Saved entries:

------

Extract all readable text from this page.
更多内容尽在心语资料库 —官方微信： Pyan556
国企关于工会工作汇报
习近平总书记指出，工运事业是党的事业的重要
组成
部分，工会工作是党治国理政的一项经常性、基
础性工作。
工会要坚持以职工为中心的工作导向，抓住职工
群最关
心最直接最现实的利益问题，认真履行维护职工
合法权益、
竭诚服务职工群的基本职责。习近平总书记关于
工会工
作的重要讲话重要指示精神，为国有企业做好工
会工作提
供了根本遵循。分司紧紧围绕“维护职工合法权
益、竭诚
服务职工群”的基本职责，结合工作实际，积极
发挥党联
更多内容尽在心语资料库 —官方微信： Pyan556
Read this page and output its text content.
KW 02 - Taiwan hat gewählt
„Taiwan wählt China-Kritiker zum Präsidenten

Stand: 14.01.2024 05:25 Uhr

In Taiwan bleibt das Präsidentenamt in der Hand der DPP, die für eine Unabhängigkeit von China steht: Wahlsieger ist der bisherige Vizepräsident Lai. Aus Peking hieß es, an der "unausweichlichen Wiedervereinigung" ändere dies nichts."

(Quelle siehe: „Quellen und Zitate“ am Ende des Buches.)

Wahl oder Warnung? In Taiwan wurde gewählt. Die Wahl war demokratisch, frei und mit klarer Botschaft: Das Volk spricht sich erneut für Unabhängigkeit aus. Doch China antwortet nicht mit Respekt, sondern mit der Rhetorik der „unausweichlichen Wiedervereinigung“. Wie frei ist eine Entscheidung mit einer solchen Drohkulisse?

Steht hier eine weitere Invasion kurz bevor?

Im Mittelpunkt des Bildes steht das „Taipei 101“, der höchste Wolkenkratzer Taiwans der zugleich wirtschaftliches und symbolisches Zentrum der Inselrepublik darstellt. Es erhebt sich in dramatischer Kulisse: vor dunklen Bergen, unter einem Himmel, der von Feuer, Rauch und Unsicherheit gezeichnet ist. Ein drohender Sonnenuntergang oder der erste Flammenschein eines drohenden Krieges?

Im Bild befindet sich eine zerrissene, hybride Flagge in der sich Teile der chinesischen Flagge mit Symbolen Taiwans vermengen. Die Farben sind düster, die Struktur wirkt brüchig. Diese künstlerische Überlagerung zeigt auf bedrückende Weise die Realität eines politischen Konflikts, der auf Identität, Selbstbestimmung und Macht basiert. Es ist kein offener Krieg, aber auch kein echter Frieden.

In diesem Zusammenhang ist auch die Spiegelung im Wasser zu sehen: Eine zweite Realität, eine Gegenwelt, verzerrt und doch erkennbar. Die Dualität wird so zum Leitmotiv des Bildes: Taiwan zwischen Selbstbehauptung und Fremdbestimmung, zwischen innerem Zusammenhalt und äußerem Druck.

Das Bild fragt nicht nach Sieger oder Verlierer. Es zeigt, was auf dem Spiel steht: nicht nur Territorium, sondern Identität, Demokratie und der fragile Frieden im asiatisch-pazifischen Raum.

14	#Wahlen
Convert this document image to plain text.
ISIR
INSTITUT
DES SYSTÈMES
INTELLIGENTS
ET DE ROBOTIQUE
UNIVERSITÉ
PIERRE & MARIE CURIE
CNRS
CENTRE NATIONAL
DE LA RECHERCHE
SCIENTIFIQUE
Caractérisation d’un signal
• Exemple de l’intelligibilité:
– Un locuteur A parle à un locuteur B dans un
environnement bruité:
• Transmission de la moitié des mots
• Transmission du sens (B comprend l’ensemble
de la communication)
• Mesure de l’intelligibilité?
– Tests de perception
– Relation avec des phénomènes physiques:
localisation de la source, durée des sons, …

------

* **Task statement**
Please repeat the listing exactly, with nothing left out.

* **Problem solution**
Extract all readable text from this page.
更多内容尽在心语资料库 —官方微信： Pyan556
国企关于工会工作汇报
习近平总书记指出，工运事业是党的事业的重要
组成
部分，工会工作是党治国理政的一项经常性、基
础性工作。
工会要坚持以职工为中心的工作导向，抓住职工
群最关
心最直接最现实的利益问题，认真履行维护职工
合法权益、
竭诚服务职工群的基本职责。习近平总书记关于
工会工
作的重要讲话重要指示精神，为国有企业做好工
会工作提
供了根本遵循。分司紧紧围绕“维护职工合法权
益、竭诚
服务职工群”的基本职责，结合工作实际，积极
发挥党联
更多内容尽在心语资料库 —官方微信： Pyan556
Read this page and output its text content.
KW 02 - Taiwan hat gewählt
„Taiwan wählt China-Kritiker zum Präsidenten

Stand: 14.01.2024 05:25 Uhr

In Taiwan bleibt das Präsidentenamt in der Hand der DPP, die für eine Unabhängigkeit von China steht: Wahlsieger ist der bisherige Vizepräsident Lai. Aus Peking hieß es, an der "unausweichlichen Wiedervereinigung" ändere dies nichts."

(Quelle siehe: „Quellen und Zitate“ am Ende des Buches.)

Wahl oder Warnung? In Taiwan wurde gewählt. Die Wahl war demokratisch, frei und mit klarer Botschaft: Das Volk spricht sich erneut für Unabhängigkeit aus. Doch China antwortet nicht mit Respekt, sondern mit der Rhetorik der „unausweichlichen Wiedervereinigung“. Wie frei ist eine Entscheidung mit einer solchen Drohkulisse?

Steht hier eine weitere Invasion kurz bevor?

Im Mittelpunkt des Bildes steht das „Taipei 101“, der höchste Wolkenkratzer Taiwans der zugleich wirtschaftliches und symbolisches Zentrum der Inselrepublik darstellt. Es erhebt sich in dramatischer Kulisse: vor dunklen Bergen, unter einem Himmel, der von Feuer, Rauch und Unsicherheit gezeichnet ist. Ein drohender Sonnenuntergang oder der erste Flammenschein eines drohenden Krieges?

Im Bild befindet sich eine zerrissene, hybride Flagge in der sich Teile der chinesischen Flagge mit Symbolen Taiwans vermengen. Die Farben sind düster, die Struktur wirkt brüchig. Diese künstlerische Überlagerung zeigt auf bedrückende Weise die Realität eines politischen Konflikts, der auf Identität, Selbstbestimmung und Macht basiert. Es ist kein offener Krieg, aber auch kein echter Frieden.

In diesem Zusammenhang ist auch die Spiegelung im Wasser zu sehen: Eine zweite Realität, eine Gegenwelt, verzerrt und doch erkennbar. Die Dualität wird so zum Leitmotiv des Bildes: Taiwan zwischen Selbstbehauptung und Fremdbestimmung, zwischen innerem Zusammenhalt und äußerem Druck.

Das Bild fragt nicht nach Sieger oder Verlierer. Es zeigt, was auf dem Spiel steht: nicht nur Territorium, sondern Identität, Demokratie und der fragile Frieden im asiatisch-pazifischen Raum.

14	#Wahlen
Convert this document image to plain text.
ISIR
INSTITUT
DES SYSTÈMES
INTELLIGENTS
ET DE ROBOTIQUE
UNIVERSITÉ
PIERRE & MARIE CURIE
CNRS
CENTRE NATIONAL
DE LA RECHERCHE
SCIENTIFIQUE
Caractérisation d’un signal
• Exemple de l’intelligibilité:
– Un locuteur A parle à un locuteur B dans un
environnement bruité:
• Transmission de la moitié des mots
• Transmission du sens (B comprend l’ensemble
de la communication)
• Mesure de l’intelligibilité?
– Tests de perception
– Relation avec des phénomènes physiques:
localisation de la source, durée des sons, …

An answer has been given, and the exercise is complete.